ЗАДАНИЯ =
A) Процитируйте текст о художниках-авангардистах от слов «Так вокруг чего» до слов «значит для всех.» включительно.
B) Какое слово Костя вставил повсюду в написанные о нем строки, если верить тексту о художниках-авангардистах?
C) Напишите продолжение текста о художниках-авангардистах, начав сразу после его последнего предложения.

ИСХОДНЫЙ ТЕКСТ =
Но что дает основание художникам-авангардистам считать себя защитниками истины и какова, в конце концов, природа этой истины?
Никита Алексеев сказал мне: «Ты можешь написать свою, очень произвольную историю искусства, и там будут все. Ты можешь сам выбирать, кто будет на тебя влиять, и делать все, что тебе захочется». А Африка сказал: «Спрашивай у нас, все, что захочешь, а мы ответим тебе все, что захочешь, а если ты захочешь, ты сможешь в книге все изменить». Истина – это не вопрос фактов, и у художников не было острого чувства того, что исторические подробности их жизненного опыта необходимо сохранить. Не раз и не два писал я статьи к каталогам разных выставок для разных художников, которые часто при этом говорили:
«Но это же так скучно. Это просто то, что было. Почему бы не изменить что-нибудь»? В Швеции Костя попросил меня написать несколько строк о нем и его работе, потом прочитал написанное и везде вставил слово «не»: «Костю Звездочетова не очень интересуют традиции русского фольклора. Его работы не используют язык советской бюрократии, чтоб подчеркнуть его убожество. Он не сделал серию картин про вымышленную страну Пердо».
Так вокруг чего же, собственно, велись все эти разговоры о правде? Что же было закодировано в течение долгих лет в сложных ритуалах, разработанных группой нахальных, снисходительных к собственным слабостям эгоистов и всезнаек, этих возмутителей всеобщего спокойствия? То, что природа этой правды тесно связана с понятием неотвратимости, вдруг открылось мне весной 1990 года в Швеции. Я получал огромное удовольствие от Стокгольма, такое же, впрочем, как от любой поездки за границу. Я любовался его домами, построенными еще в восемнадцатом веке, но еще больше радовался встрече с друзьями, приехавшими сюда на «ИсKonstво». Самое главное – именно в это время наша дружба стала ощущаться острее, мы прониклись пониманием того, что она значит для всех.

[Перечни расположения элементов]

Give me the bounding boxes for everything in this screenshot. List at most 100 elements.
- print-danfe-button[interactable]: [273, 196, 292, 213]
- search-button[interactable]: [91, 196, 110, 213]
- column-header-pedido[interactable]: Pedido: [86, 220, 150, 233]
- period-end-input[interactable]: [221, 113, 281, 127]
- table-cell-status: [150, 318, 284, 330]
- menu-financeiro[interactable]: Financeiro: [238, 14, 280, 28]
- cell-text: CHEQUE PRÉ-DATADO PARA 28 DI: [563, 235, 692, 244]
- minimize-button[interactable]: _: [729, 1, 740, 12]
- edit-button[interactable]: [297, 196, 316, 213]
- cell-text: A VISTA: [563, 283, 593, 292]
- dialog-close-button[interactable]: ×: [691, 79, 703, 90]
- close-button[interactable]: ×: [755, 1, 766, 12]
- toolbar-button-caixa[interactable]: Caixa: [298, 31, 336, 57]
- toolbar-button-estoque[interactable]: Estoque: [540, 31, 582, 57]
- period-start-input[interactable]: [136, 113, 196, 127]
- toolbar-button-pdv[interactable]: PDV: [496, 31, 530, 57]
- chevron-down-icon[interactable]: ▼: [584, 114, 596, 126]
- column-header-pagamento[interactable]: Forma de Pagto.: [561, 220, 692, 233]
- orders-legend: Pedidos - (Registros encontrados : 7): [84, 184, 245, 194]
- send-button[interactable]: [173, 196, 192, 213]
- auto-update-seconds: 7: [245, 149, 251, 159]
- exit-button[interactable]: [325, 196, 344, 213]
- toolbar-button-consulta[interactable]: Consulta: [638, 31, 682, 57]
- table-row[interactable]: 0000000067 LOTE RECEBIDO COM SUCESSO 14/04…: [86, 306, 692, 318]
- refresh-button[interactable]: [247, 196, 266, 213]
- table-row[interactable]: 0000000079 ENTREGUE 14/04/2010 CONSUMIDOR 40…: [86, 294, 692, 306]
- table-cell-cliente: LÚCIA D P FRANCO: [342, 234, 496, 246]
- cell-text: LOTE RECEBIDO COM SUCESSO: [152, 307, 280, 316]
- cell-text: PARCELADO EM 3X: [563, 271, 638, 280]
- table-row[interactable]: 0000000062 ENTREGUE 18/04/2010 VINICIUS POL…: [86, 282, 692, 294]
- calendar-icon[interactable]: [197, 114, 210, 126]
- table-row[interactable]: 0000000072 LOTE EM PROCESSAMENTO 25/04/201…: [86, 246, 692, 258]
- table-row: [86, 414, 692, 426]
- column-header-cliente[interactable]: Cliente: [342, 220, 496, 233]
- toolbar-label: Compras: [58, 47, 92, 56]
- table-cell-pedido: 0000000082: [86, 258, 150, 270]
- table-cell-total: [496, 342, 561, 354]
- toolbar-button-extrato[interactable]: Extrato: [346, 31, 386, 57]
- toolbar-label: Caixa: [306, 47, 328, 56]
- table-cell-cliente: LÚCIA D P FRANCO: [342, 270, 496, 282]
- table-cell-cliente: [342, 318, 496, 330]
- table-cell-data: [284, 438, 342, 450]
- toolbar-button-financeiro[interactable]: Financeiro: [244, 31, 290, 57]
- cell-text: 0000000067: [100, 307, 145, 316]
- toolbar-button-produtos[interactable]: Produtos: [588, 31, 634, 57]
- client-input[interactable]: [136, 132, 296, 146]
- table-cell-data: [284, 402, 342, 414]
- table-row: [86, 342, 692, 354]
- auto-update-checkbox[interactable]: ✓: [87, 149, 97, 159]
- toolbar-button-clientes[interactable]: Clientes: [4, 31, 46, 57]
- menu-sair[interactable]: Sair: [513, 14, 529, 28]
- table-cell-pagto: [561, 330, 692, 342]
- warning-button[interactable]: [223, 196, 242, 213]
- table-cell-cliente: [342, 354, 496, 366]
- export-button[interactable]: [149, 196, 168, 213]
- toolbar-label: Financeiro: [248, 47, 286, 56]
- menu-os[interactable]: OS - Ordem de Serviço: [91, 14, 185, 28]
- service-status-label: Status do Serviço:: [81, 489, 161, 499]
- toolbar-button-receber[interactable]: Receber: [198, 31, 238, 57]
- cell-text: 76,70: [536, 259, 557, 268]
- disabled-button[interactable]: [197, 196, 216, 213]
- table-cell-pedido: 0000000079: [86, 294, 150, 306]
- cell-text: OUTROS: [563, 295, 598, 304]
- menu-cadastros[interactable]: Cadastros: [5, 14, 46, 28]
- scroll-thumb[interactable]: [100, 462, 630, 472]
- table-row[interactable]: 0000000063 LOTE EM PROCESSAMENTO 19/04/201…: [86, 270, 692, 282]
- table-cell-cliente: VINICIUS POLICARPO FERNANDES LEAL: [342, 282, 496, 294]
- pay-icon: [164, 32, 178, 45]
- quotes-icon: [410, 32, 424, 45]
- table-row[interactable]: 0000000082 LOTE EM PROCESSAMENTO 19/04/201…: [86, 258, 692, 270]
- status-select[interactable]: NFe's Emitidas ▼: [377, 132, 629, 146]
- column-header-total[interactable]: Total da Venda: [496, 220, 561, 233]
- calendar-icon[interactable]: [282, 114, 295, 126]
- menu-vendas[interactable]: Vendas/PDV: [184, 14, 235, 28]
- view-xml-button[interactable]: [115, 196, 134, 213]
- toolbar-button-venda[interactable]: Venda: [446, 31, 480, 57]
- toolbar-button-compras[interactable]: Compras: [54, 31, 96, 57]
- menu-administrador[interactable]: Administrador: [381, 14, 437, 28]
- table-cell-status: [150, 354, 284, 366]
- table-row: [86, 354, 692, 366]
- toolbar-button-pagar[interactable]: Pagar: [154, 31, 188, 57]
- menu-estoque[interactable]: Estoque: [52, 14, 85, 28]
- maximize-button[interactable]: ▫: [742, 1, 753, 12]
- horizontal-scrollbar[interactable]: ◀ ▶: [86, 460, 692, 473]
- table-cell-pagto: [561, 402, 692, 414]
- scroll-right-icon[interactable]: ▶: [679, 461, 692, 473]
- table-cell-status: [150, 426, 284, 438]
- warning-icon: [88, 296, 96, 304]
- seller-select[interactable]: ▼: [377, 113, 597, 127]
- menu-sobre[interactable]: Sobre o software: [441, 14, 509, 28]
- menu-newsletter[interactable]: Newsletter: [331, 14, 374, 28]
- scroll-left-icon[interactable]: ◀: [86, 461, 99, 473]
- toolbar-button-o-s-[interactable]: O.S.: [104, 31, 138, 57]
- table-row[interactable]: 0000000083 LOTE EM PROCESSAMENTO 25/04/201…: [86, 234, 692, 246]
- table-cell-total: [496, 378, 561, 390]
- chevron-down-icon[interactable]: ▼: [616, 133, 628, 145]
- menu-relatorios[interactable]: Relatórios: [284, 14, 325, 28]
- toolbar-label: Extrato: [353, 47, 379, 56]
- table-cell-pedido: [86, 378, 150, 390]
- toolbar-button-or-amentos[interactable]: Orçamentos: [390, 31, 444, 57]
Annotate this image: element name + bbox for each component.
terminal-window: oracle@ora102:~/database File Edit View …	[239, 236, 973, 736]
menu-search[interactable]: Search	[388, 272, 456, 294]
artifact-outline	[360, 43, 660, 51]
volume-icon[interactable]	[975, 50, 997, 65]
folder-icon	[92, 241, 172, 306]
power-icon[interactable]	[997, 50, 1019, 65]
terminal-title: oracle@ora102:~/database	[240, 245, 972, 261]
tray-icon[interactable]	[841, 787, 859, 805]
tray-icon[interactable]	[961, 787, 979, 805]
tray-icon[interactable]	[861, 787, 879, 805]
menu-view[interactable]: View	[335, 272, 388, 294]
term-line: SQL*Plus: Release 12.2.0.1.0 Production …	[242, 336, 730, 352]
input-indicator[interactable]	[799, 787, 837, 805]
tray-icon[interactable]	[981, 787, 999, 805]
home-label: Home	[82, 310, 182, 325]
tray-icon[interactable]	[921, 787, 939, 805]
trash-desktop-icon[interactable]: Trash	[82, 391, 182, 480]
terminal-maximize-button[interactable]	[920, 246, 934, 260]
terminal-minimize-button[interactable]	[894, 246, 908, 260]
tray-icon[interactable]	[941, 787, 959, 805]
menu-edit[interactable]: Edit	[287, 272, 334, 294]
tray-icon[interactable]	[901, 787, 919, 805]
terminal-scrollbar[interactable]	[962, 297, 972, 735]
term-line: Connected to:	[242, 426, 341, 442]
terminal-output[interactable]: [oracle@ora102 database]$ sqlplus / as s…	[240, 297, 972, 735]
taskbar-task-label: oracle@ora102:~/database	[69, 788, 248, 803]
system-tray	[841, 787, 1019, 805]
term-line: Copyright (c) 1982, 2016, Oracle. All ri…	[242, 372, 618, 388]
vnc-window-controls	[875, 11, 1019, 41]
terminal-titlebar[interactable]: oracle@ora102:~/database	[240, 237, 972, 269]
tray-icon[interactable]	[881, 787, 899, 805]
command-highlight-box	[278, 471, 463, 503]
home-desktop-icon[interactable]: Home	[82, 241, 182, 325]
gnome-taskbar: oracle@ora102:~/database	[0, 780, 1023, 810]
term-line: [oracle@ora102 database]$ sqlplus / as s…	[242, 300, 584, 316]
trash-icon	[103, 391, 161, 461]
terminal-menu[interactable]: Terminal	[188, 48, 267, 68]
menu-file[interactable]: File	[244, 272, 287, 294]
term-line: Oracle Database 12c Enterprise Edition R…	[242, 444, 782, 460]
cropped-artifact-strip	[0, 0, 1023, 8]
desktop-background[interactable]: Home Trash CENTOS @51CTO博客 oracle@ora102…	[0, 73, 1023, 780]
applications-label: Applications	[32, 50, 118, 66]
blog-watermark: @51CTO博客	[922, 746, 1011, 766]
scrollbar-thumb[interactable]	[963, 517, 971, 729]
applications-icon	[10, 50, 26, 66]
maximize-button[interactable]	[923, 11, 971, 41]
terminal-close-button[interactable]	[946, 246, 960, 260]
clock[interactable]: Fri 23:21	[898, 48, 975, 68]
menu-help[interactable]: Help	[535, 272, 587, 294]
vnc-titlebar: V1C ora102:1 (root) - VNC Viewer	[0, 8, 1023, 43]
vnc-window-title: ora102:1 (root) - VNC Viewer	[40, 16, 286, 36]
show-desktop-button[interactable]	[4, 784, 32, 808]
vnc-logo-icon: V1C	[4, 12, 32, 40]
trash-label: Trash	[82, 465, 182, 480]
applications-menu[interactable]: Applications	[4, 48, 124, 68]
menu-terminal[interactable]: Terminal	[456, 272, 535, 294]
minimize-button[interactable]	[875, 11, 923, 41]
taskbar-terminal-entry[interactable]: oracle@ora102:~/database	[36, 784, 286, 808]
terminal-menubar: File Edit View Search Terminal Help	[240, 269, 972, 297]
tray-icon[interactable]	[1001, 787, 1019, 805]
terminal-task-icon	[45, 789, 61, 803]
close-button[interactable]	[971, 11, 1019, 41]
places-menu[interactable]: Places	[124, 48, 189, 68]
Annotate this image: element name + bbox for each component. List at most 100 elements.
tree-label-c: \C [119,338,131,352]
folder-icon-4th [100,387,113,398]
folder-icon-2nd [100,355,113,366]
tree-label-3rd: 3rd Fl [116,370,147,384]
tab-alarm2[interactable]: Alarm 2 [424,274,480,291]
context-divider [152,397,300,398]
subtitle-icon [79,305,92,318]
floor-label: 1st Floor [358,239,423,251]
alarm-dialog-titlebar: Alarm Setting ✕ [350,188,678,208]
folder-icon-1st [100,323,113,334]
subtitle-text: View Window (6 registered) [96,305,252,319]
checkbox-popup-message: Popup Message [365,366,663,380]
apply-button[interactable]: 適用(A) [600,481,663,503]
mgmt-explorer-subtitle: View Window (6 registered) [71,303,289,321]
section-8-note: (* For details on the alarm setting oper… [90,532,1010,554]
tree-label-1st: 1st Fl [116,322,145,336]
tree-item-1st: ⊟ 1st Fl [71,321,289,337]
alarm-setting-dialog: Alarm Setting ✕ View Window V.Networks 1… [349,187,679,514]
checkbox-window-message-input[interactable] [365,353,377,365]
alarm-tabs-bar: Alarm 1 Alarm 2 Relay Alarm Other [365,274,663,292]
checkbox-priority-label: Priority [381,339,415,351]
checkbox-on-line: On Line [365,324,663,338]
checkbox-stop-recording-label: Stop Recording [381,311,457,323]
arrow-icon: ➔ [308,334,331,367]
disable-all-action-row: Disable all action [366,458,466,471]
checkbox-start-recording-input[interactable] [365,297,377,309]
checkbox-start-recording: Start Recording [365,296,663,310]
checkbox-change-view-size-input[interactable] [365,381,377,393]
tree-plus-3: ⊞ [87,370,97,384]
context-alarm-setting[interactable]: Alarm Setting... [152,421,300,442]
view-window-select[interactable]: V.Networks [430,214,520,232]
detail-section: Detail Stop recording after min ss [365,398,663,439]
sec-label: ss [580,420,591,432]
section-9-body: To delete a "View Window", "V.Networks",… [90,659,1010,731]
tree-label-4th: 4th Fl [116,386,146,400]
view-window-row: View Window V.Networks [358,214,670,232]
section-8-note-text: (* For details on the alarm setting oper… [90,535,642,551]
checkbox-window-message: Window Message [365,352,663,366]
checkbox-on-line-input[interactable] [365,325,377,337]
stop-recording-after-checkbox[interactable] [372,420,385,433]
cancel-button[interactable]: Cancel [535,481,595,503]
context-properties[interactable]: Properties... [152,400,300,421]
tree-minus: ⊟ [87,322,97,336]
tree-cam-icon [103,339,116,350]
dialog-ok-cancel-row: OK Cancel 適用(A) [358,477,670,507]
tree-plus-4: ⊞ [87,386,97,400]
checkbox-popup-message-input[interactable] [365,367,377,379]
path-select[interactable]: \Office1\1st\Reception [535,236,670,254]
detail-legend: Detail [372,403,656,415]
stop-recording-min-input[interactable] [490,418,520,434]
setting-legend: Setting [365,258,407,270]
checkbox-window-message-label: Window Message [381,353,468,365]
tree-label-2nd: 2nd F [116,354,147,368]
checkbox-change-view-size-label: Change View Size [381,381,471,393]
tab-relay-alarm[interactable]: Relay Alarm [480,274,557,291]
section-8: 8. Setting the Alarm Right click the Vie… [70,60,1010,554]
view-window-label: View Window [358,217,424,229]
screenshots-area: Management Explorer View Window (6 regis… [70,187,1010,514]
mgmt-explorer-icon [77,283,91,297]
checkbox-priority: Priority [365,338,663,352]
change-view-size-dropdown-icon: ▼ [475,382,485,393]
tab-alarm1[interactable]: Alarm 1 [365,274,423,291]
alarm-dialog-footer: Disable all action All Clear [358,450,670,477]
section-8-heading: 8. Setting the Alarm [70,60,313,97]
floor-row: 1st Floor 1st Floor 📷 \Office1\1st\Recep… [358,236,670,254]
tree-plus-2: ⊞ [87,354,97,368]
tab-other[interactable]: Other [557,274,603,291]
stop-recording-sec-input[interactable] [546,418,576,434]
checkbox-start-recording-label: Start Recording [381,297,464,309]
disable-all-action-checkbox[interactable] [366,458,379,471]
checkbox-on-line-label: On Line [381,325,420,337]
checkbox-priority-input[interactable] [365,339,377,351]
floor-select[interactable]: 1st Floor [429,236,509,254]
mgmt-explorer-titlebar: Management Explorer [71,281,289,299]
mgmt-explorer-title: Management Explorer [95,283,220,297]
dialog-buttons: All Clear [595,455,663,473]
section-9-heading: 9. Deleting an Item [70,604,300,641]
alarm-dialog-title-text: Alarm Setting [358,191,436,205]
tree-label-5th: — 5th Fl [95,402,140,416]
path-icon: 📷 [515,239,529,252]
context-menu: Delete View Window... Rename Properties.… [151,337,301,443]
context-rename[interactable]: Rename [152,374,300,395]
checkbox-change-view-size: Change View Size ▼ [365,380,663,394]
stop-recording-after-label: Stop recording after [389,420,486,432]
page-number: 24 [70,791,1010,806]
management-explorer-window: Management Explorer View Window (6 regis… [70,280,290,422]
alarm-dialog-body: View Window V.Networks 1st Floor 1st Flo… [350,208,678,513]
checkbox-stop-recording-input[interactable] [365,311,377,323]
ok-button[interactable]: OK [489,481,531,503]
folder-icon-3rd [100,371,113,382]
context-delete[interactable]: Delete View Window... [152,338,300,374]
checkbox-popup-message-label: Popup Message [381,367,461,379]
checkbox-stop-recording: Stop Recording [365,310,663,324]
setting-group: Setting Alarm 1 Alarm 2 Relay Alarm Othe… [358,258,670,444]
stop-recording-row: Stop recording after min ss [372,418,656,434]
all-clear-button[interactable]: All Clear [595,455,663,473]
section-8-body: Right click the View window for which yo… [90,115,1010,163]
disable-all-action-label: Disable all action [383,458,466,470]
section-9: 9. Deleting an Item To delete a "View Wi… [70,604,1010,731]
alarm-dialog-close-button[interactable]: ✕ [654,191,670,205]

ОТВЕТЫ ПО ЗАДАНИЯМ =
A)
Так вокруг чего же, собственно, велись все эти разговоры о правде? Что же было закодировано в течение долгих лет в сложных ритуалах, разработанных группой нахальных, снисходительных к собственным слабостям эгоистов и всезнаек, этих возмутителей всеобщего спокойствия? То, что природа этой правды тесно связана с понятием неотвратимости, вдруг открылось мне весной 1990 года в Швеции. Я получал огромное удовольствие от Стокгольма, такое же, впрочем, как от любой поездки за границу. Я любовался его домами, построенными еще в восемнадцатом веке, но еще больше радовался встрече с друзьями, приехавшими сюда на «ИсKonstво». Самое главное – именно в это время наша дружба стала ощущаться острее, мы прониклись пониманием того, что она значит для всех.

B) Слово «не».

C)
В Стокгольме нам повезло с погодой. Каждое утро было ясным и солнечным, небо бледно-голубым, а где-то вдалеке, в ярком северном свете, виднелись бледные здания, как будто редкие весенние растения. В садах расцвели цветы, воздух пах сиренью, жасмином и морем. За время моего пребывания в Стокгольме я записал более двадцати восьми часов интервью с советскими художниками. Когда я стал расшифровывать эти интервью, сначала в Стокгольме, а потом в Лондоне, в сероватой прохладе британской весны, меня поразило, какого размаха события тогда вспоминались, и то, с какой легкостью, с какой быстротой за те последние два года, которые я провел с этими людьми, все эти события превратились в нечто, не имеющее никакого отношения к действительности. В симпатичных маленьких ресторанчиках, где подавали свежую рыбу с веточками укропа, а на столах лежали хрустящие салфетки и скатерти, Свен рассказывал мне о своих стычках с КГБ, Костя – о своей жизни в армии, Никита и Дима – о заключении в психиатрическую больницу. Уже в Лондоне, когда я слушал эти записи, меня неизменно поражали шумы, на фоне которых проходили эти рассказы: какие-то люди беседуют о чем-то по-шведски, радушные официанты интересуются, не нужно ли нам налить еще вина, друзья, проходя мимо нас, спрашивают, не хотим ли мы потом покататься на лодке.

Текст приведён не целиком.